- DIRECTIONS FOR THIS TASK
Please repeat all of the listing exactly.

- RECORDED DATA
┌────────

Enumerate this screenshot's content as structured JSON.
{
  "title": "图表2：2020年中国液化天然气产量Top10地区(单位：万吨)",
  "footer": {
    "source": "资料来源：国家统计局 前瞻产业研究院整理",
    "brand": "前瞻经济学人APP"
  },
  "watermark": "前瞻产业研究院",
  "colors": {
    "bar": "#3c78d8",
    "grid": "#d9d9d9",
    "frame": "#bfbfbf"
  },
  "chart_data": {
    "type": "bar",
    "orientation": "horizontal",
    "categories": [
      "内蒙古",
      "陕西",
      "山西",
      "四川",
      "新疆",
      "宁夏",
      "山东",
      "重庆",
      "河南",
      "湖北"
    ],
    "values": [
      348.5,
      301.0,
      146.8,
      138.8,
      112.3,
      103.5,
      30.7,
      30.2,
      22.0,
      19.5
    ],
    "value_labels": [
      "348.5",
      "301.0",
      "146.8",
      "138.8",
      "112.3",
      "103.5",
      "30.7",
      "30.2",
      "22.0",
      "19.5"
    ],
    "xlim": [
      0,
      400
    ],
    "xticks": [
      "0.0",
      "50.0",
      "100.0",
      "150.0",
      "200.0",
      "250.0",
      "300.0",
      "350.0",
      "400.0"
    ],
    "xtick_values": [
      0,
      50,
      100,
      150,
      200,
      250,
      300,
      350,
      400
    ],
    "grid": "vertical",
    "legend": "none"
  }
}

└────────

- OUTPUT FOR THIS EXERCISE
Enumerate this screenshot's content as structured JSON.
{
  "title": "图表2：2020年中国液化天然气产量Top10地区(单位：万吨)",
  "footer": {
    "source": "资料来源：国家统计局 前瞻产业研究院整理",
    "brand": "前瞻经济学人APP"
  },
  "watermark": "前瞻产业研究院",
  "colors": {
    "bar": "#3c78d8",
    "grid": "#d9d9d9",
    "frame": "#bfbfbf"
  },
  "chart_data": {
    "type": "bar",
    "orientation": "horizontal",
    "categories": [
      "内蒙古",
      "陕西",
      "山西",
      "四川",
      "新疆",
      "宁夏",
      "山东",
      "重庆",
      "河南",
      "湖北"
    ],
    "values": [
      348.5,
      301.0,
      146.8,
      138.8,
      112.3,
      103.5,
      30.7,
      30.2,
      22.0,
      19.5
    ],
    "value_labels": [
      "348.5",
      "301.0",
      "146.8",
      "138.8",
      "112.3",
      "103.5",
      "30.7",
      "30.2",
      "22.0",
      "19.5"
    ],
    "xlim": [
      0,
      400
    ],
    "xticks": [
      "0.0",
      "50.0",
      "100.0",
      "150.0",
      "200.0",
      "250.0",
      "300.0",
      "350.0",
      "400.0"
    ],
    "xtick_values": [
      0,
      50,
      100,
      150,
      200,
      250,
      300,
      350,
      400
    ],
    "grid": "vertical",
    "legend": "none"
  }
}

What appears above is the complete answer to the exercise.